• **GIVEN TASK**: Your task is to filter the data below down to the lines holding "Шарты".

◆ ◆ ◆ ◆ ◆

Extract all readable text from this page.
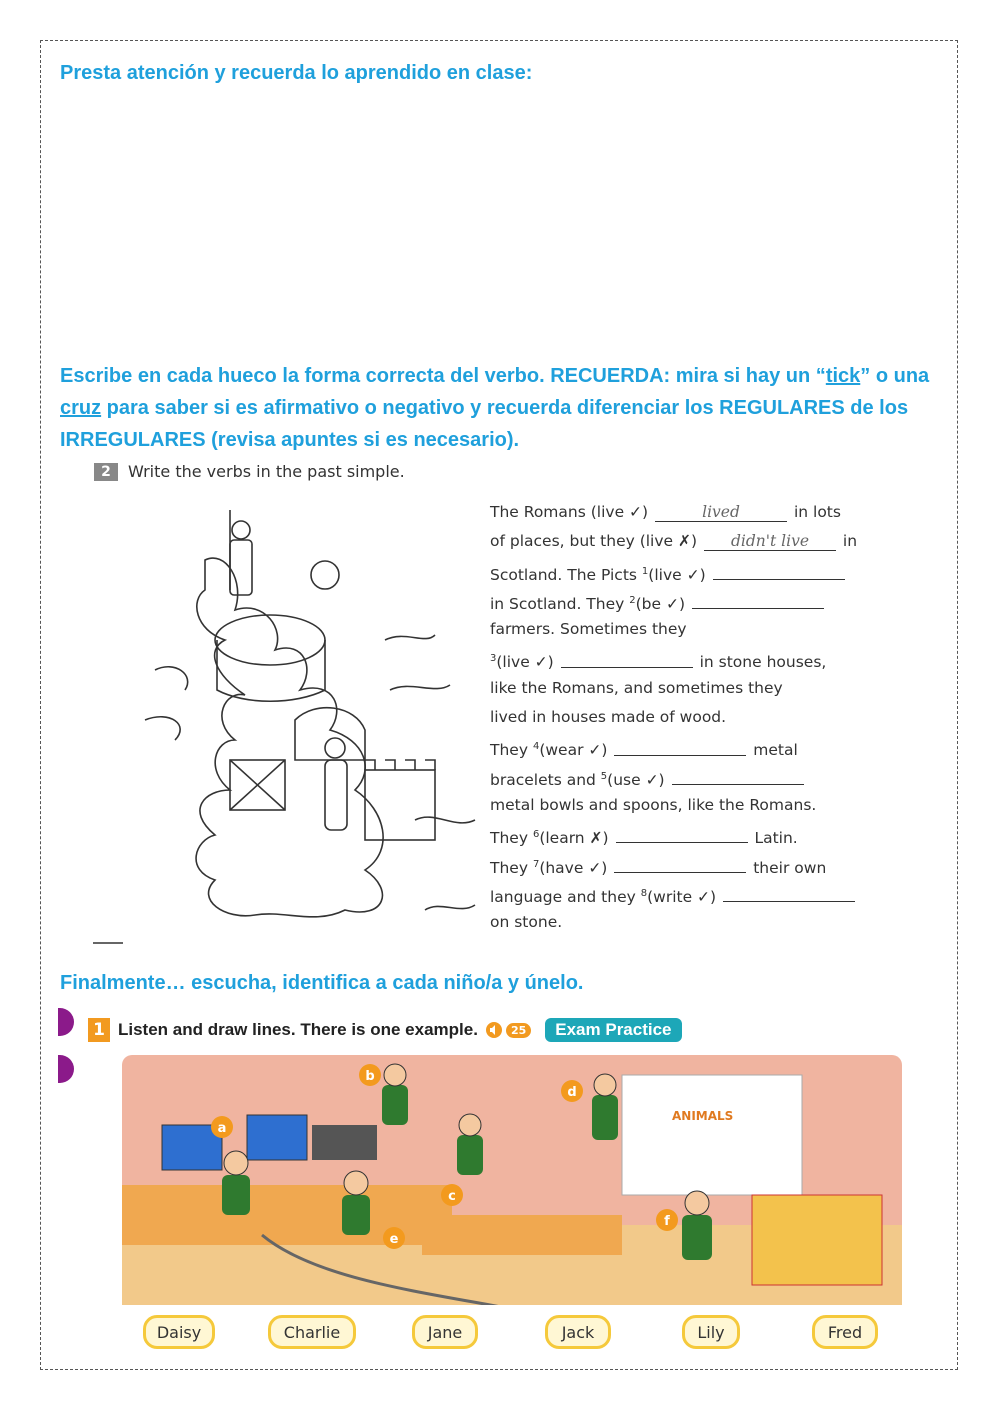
Presta atención y recuerda lo aprendido en clase:
Escribe en cada hueco la forma correcta del verbo. RECUERDA: mira si hay un “tick” o una cruz para saber si es afirmativo o negativo y recuerda diferenciar los REGULARES de los IRREGULARES (revisa apuntes si es necesario).
2	Write the verbs in the past simple.
The Romans (live ✓)	lived	in lots
of places, but they (live ✗)	didn't live	in
Scotland. The Picts $^1$(live ✓)
in Scotland. They $^2$(be ✓)
farmers. Sometimes they
$^3$(live ✓)	in stone houses,
like the Romans, and sometimes they
lived in houses made of wood.
They $^4$(wear ✓)	metal
bracelets and $^5$(use ✓)
metal bowls and spoons, like the Romans.
They $^6$(learn ✗)	Latin.
They $^7$(have ✓)	their own
language and they $^8$(write ✓)
on stone.
Finalmente… escucha, identifica a cada niño/a y únelo.
1 Listen and draw lines. There is one example.	25	Exam Practice
ANIMALS
a
b
c
d
e
f
Daisy	Charlie	Jane	Jack	Lily	Fred
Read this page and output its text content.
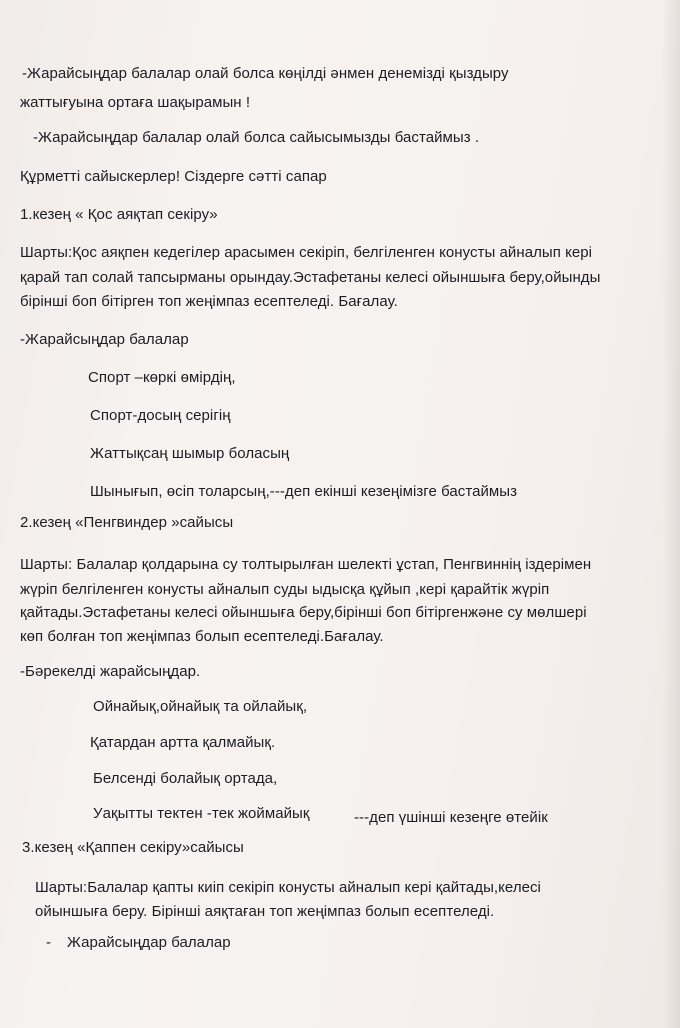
-Жарайсыңдар балалар олай болса көңілді әнмен денемізді қыздыру
жаттығуына ортаға шақырамын !
-Жарайсыңдар балалар олай болса сайысымызды бастаймыз .
Құрметті сайыскерлер! Сіздерге сәтті сапар
1.кезең « Қос аяқтап секіру»
Шарты:Қос аяқпен кедегілер арасымен секіріп, белгіленген конусты айналып кері
қарай тап солай тапсырманы орындау.Эстафетаны келесі ойыншыға беру,ойынды
бірінші боп бітірген топ жеңімпаз есептеледі. Бағалау.
-Жарайсыңдар балалар
Спорт –көркі өмірдің,
Спорт-досың серігің
Жаттықсаң шымыр боласың
Шынығып, өсіп толарсың,---деп екінші кезеңімізге бастаймыз
2.кезең «Пенгвиндер »сайысы
Шарты: Балалар қолдарына су толтырылған шелекті ұстап, Пенгвиннің іздерімен
жүріп белгіленген конусты айналып суды ыдысқа құйып ,кері қарайтік жүріп
қайтады.Эстафетаны келесі ойыншыға беру,бірінші боп бітіргенжәне су мөлшері
көп болған топ жеңімпаз болып есептеледі.Бағалау.
-Бәрекелді жарайсыңдар.
Ойнайық,ойнайық та ойлайық,
Қатардан артта қалмайық.
Белсенді болайық ортада,
Уақытты тектен -тек жоймайық	---деп үшінші кезеңге өтейік
3.кезең «Қаппен секіру»сайысы
Шарты:Балалар қапты киіп секіріп конусты айналып кері қайтады,келесі
ойыншыға беру. Бірінші аяқтаған топ жеңімпаз болып есептеледі.
- Жарайсыңдар балалар
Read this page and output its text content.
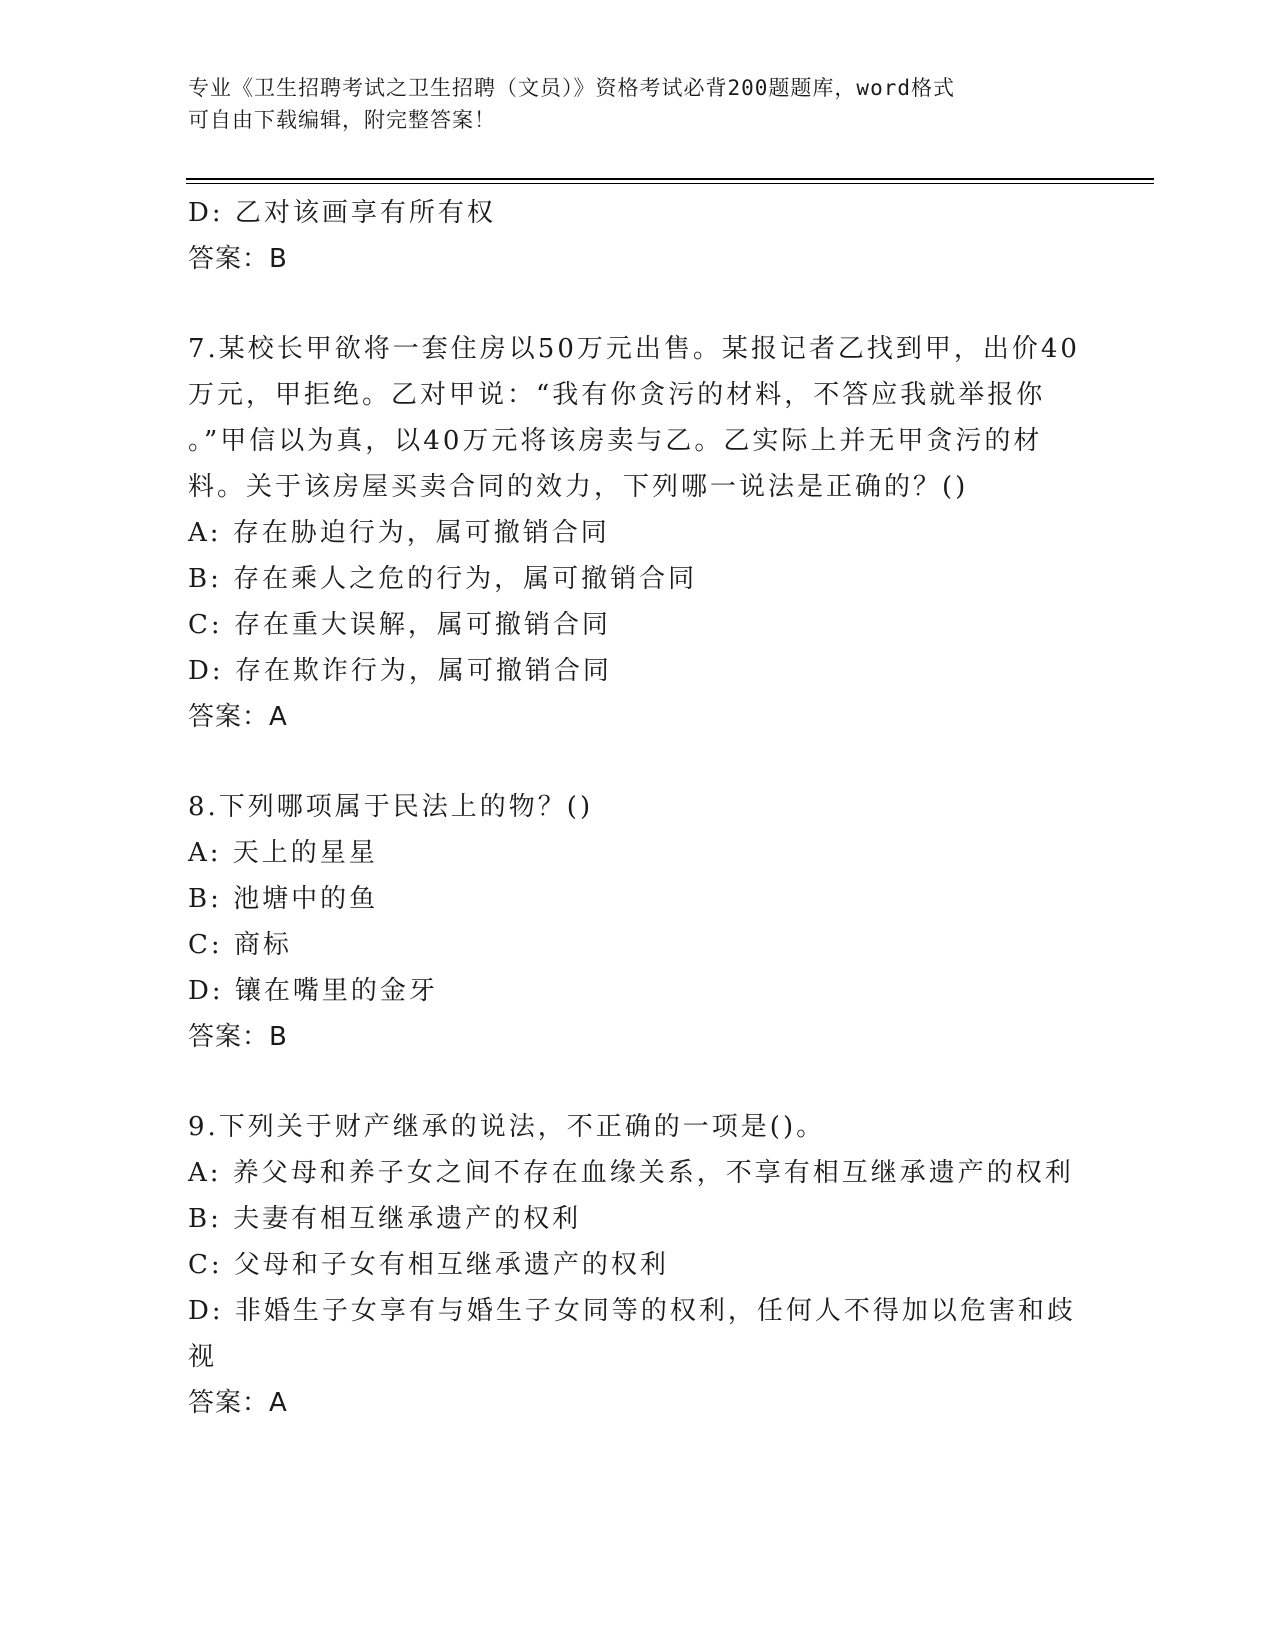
专业《卫生招聘考试之卫生招聘（文员）》资格考试必背200题题库，word格式
可自由下载编辑，附完整答案！
D: 乙对该画享有所有权
答案：B
7.某校长甲欲将一套住房以50万元出售。某报记者乙找到甲，出价40
万元，甲拒绝。乙对甲说：“我有你贪污的材料，不答应我就举报你
。”甲信以为真，以40万元将该房卖与乙。乙实际上并无甲贪污的材
料。关于该房屋买卖合同的效力，下列哪一说法是正确的？()
A: 存在胁迫行为，属可撤销合同
B: 存在乘人之危的行为，属可撤销合同
C: 存在重大误解，属可撤销合同
D: 存在欺诈行为，属可撤销合同
答案：A
8.下列哪项属于民法上的物？()
A: 天上的星星
B: 池塘中的鱼
C: 商标
D: 镶在嘴里的金牙
答案：B
9.下列关于财产继承的说法，不正确的一项是()。
A: 养父母和养子女之间不存在血缘关系，不享有相互继承遗产的权利
B: 夫妻有相互继承遗产的权利
C: 父母和子女有相互继承遗产的权利
D: 非婚生子女享有与婚生子女同等的权利，任何人不得加以危害和歧
视
答案：A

◆ ◆ ◆ ◆ ◆

• **ANSWER IN FULL**:
Шарты:Қос аяқпен кедегілер арасымен секіріп, белгіленген конусты айналып кері
Шарты: Балалар қолдарына су толтырылған шелекті ұстап, Пенгвиннің іздерімен
Шарты:Балалар қапты киіп секіріп конусты айналып кері қайтады,келесі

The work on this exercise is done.